→ **Aim**
Your task is to copy every line of this material exactly.

→ **Task inputs**
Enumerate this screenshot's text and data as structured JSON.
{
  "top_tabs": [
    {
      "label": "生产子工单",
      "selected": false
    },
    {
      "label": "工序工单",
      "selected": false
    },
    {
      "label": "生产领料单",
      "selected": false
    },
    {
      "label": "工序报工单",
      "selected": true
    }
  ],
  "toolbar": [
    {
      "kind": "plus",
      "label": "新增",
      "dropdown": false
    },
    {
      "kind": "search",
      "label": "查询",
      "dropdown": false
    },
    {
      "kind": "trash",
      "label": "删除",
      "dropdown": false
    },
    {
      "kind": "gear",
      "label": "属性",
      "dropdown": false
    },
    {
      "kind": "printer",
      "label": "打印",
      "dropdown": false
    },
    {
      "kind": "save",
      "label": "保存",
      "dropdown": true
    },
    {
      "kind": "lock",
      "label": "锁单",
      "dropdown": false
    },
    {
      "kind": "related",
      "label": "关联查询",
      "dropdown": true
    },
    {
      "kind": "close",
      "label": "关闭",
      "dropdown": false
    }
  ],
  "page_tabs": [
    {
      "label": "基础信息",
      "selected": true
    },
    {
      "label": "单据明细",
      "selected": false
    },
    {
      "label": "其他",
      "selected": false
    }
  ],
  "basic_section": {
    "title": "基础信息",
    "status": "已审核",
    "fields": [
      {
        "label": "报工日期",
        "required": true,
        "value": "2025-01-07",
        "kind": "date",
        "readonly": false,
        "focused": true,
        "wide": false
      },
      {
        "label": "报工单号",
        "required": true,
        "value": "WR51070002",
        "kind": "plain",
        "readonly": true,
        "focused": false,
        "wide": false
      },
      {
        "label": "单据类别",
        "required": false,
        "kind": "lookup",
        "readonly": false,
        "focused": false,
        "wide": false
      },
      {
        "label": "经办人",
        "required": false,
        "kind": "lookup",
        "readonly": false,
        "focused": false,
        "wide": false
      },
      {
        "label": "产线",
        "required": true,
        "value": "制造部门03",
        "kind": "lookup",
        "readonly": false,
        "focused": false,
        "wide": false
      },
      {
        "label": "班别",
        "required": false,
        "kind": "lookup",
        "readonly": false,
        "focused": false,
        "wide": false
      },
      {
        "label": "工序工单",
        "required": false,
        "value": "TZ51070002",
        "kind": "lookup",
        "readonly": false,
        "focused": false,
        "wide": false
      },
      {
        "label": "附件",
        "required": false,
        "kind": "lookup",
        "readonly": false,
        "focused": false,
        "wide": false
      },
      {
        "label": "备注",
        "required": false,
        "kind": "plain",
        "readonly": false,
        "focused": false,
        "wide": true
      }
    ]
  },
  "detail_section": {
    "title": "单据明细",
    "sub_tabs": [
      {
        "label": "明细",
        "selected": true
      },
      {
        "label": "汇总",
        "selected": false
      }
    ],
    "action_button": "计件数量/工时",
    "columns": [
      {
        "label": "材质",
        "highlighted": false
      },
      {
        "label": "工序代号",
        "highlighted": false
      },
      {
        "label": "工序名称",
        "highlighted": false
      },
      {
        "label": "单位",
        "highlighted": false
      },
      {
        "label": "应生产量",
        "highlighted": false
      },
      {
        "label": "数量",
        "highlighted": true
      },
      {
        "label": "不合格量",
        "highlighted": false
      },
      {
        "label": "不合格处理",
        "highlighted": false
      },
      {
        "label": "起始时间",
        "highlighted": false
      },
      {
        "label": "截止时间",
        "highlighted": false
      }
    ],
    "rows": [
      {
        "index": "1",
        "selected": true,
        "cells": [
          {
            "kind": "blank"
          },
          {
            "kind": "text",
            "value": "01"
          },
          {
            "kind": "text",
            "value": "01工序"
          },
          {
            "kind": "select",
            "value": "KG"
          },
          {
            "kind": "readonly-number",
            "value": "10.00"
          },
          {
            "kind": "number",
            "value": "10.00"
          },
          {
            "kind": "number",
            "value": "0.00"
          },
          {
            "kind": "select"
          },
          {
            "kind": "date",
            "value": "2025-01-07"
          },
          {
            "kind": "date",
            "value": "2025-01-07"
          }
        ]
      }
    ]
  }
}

→ **The response**
Enumerate this screenshot's text and data as structured JSON.
{
  "top_tabs": [
    {
      "label": "生产子工单",
      "selected": false
    },
    {
      "label": "工序工单",
      "selected": false
    },
    {
      "label": "生产领料单",
      "selected": false
    },
    {
      "label": "工序报工单",
      "selected": true
    }
  ],
  "toolbar": [
    {
      "kind": "plus",
      "label": "新增",
      "dropdown": false
    },
    {
      "kind": "search",
      "label": "查询",
      "dropdown": false
    },
    {
      "kind": "trash",
      "label": "删除",
      "dropdown": false
    },
    {
      "kind": "gear",
      "label": "属性",
      "dropdown": false
    },
    {
      "kind": "printer",
      "label": "打印",
      "dropdown": false
    },
    {
      "kind": "save",
      "label": "保存",
      "dropdown": true
    },
    {
      "kind": "lock",
      "label": "锁单",
      "dropdown": false
    },
    {
      "kind": "related",
      "label": "关联查询",
      "dropdown": true
    },
    {
      "kind": "close",
      "label": "关闭",
      "dropdown": false
    }
  ],
  "page_tabs": [
    {
      "label": "基础信息",
      "selected": true
    },
    {
      "label": "单据明细",
      "selected": false
    },
    {
      "label": "其他",
      "selected": false
    }
  ],
  "basic_section": {
    "title": "基础信息",
    "status": "已审核",
    "fields": [
      {
        "label": "报工日期",
        "required": true,
        "value": "2025-01-07",
        "kind": "date",
        "readonly": false,
        "focused": true,
        "wide": false
      },
      {
        "label": "报工单号",
        "required": true,
        "value": "WR51070002",
        "kind": "plain",
        "readonly": true,
        "focused": false,
        "wide": false
      },
      {
        "label": "单据类别",
        "required": false,
        "kind": "lookup",
        "readonly": false,
        "focused": false,
        "wide": false
      },
      {
        "label": "经办人",
        "required": false,
        "kind": "lookup",
        "readonly": false,
        "focused": false,
        "wide": false
      },
      {
        "label": "产线",
        "required": true,
        "value": "制造部门03",
        "kind": "lookup",
        "readonly": false,
        "focused": false,
        "wide": false
      },
      {
        "label": "班别",
        "required": false,
        "kind": "lookup",
        "readonly": false,
        "focused": false,
        "wide": false
      },
      {
        "label": "工序工单",
        "required": false,
        "value": "TZ51070002",
        "kind": "lookup",
        "readonly": false,
        "focused": false,
        "wide": false
      },
      {
        "label": "附件",
        "required": false,
        "kind": "lookup",
        "readonly": false,
        "focused": false,
        "wide": false
      },
      {
        "label": "备注",
        "required": false,
        "kind": "plain",
        "readonly": false,
        "focused": false,
        "wide": true
      }
    ]
  },
  "detail_section": {
    "title": "单据明细",
    "sub_tabs": [
      {
        "label": "明细",
        "selected": true
      },
      {
        "label": "汇总",
        "selected": false
      }
    ],
    "action_button": "计件数量/工时",
    "columns": [
      {
        "label": "材质",
        "highlighted": false
      },
      {
        "label": "工序代号",
        "highlighted": false
      },
      {
        "label": "工序名称",
        "highlighted": false
      },
      {
        "label": "单位",
        "highlighted": false
      },
      {
        "label": "应生产量",
        "highlighted": false
      },
      {
        "label": "数量",
        "highlighted": true
      },
      {
        "label": "不合格量",
        "highlighted": false
      },
      {
        "label": "不合格处理",
        "highlighted": false
      },
      {
        "label": "起始时间",
        "highlighted": false
      },
      {
        "label": "截止时间",
        "highlighted": false
      }
    ],
    "rows": [
      {
        "index": "1",
        "selected": true,
        "cells": [
          {
            "kind": "blank"
          },
          {
            "kind": "text",
            "value": "01"
          },
          {
            "kind": "text",
            "value": "01工序"
          },
          {
            "kind": "select",
            "value": "KG"
          },
          {
            "kind": "readonly-number",
            "value": "10.00"
          },
          {
            "kind": "number",
            "value": "10.00"
          },
          {
            "kind": "number",
            "value": "0.00"
          },
          {
            "kind": "select"
          },
          {
            "kind": "date",
            "value": "2025-01-07"
          },
          {
            "kind": "date",
            "value": "2025-01-07"
          }
        ]
      }
    ]
  }
}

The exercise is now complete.